RECORD EXCERPTS
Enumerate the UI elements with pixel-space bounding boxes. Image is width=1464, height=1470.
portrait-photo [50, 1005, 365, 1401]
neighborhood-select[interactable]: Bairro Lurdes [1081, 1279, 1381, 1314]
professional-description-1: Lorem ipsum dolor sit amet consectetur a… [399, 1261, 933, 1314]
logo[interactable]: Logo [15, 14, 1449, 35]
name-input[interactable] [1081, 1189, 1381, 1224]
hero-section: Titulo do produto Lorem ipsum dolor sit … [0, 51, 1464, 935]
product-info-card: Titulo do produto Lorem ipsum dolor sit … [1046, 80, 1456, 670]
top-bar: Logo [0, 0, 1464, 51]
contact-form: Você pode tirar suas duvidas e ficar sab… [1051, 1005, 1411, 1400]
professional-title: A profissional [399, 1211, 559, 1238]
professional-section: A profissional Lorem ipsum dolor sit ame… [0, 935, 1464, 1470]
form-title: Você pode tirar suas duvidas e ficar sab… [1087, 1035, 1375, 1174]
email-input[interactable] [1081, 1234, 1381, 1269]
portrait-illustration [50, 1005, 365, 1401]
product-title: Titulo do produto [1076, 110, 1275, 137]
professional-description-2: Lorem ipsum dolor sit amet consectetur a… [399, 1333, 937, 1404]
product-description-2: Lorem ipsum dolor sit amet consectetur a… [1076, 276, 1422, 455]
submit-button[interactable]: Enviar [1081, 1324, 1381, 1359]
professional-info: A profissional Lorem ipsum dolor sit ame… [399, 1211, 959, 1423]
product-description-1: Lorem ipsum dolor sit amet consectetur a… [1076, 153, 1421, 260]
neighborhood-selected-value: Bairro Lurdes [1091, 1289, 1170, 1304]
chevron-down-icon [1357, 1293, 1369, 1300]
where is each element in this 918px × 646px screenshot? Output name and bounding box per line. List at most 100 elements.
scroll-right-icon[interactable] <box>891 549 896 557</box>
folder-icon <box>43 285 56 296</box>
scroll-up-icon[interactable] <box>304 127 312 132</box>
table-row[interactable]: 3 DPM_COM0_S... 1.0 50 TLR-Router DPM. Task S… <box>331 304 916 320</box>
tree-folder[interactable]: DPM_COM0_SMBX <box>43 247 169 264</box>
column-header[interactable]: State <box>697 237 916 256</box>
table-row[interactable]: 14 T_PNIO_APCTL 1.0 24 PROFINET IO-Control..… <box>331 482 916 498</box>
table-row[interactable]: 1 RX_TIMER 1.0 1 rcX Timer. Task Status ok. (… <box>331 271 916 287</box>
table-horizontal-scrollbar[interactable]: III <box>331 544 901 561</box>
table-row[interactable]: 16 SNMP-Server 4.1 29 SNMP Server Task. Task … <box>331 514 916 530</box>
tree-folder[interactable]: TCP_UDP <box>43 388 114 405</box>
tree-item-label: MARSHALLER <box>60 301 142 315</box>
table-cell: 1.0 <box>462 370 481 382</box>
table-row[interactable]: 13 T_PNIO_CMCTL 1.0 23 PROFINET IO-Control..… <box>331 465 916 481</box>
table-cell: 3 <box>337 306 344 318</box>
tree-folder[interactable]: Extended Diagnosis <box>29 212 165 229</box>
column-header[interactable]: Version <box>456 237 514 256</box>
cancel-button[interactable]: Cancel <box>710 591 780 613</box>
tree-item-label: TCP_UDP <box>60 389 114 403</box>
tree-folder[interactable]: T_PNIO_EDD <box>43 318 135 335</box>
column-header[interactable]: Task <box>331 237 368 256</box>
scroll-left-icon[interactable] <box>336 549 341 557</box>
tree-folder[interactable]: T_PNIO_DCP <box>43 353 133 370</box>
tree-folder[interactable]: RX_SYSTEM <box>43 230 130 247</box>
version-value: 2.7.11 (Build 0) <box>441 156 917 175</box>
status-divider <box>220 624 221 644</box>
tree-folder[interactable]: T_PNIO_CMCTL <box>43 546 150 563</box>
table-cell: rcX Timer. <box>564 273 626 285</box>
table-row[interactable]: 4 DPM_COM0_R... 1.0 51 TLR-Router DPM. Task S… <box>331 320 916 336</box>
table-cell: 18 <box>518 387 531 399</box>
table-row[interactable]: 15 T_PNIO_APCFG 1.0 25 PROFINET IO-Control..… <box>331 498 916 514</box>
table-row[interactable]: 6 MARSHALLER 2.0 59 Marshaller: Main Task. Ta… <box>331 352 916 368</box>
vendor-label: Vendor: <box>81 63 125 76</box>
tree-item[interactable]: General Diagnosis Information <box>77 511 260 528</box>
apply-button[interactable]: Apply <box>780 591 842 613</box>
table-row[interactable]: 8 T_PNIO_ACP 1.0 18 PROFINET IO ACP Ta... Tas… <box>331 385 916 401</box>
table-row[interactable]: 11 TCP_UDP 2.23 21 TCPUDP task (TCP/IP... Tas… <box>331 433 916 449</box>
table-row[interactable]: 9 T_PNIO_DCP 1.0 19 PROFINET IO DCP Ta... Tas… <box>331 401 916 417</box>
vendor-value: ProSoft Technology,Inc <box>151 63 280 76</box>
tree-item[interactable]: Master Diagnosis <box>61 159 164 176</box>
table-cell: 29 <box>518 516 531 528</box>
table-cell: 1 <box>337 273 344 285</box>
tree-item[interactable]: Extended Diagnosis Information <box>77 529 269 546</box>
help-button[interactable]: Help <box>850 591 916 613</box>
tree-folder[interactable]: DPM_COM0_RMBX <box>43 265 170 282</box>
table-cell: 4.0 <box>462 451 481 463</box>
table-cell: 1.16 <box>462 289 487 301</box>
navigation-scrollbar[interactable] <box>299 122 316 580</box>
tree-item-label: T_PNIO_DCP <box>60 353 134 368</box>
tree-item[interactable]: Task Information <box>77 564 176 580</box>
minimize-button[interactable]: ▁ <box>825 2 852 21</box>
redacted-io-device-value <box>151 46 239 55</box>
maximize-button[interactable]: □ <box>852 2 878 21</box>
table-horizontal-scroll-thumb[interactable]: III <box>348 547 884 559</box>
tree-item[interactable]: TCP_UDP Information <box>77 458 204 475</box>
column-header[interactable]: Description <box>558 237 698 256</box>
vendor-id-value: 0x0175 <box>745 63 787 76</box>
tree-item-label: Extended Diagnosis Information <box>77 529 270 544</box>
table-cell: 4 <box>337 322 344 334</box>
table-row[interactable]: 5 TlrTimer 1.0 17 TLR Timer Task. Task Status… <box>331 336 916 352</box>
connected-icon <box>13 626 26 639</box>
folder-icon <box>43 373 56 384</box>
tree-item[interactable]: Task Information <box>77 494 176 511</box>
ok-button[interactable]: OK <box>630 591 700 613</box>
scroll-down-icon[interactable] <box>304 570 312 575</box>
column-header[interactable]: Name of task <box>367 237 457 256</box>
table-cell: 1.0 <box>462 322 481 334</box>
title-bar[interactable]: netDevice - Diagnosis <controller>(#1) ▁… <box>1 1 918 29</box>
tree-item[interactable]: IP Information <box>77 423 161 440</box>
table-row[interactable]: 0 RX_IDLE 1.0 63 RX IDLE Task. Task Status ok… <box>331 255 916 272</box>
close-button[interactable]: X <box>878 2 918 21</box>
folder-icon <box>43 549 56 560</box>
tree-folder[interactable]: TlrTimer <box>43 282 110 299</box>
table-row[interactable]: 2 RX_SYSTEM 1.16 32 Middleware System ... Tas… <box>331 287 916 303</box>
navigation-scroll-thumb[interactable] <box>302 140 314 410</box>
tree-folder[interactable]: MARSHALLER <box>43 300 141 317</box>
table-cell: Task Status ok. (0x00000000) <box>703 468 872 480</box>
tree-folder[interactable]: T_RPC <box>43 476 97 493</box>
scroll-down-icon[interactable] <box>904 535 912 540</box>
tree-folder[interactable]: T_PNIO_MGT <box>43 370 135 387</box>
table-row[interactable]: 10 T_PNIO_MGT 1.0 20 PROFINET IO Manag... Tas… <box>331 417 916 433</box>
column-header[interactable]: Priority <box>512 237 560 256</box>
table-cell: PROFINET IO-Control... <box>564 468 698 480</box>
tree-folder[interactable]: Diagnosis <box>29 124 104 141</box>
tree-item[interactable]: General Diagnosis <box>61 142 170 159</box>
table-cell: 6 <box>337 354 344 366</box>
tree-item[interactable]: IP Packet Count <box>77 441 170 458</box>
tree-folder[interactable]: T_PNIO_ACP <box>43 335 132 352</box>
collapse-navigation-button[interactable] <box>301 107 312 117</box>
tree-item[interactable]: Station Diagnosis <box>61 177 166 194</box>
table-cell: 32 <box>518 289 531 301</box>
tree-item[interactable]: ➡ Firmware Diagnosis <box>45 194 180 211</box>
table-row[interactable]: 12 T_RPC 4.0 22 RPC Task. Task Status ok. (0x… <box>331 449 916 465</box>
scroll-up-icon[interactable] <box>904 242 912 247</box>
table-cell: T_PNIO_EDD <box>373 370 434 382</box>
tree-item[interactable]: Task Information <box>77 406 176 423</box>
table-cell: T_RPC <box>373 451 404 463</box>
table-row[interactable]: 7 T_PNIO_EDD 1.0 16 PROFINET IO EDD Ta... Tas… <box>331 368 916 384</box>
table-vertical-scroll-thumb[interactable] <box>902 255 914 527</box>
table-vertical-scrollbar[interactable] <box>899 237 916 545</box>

WORK TO COMPLETE
Quote the data above verbatim, from its first line through the line that contains "neighborhood-select[interactable]: Bairro Lurdes", with both ends included.

RESULT
Enumerate the UI elements with pixel-space bounding boxes. Image is width=1464, height=1470.
portrait-photo [50, 1005, 365, 1401]
neighborhood-select[interactable]: Bairro Lurdes [1081, 1279, 1381, 1314]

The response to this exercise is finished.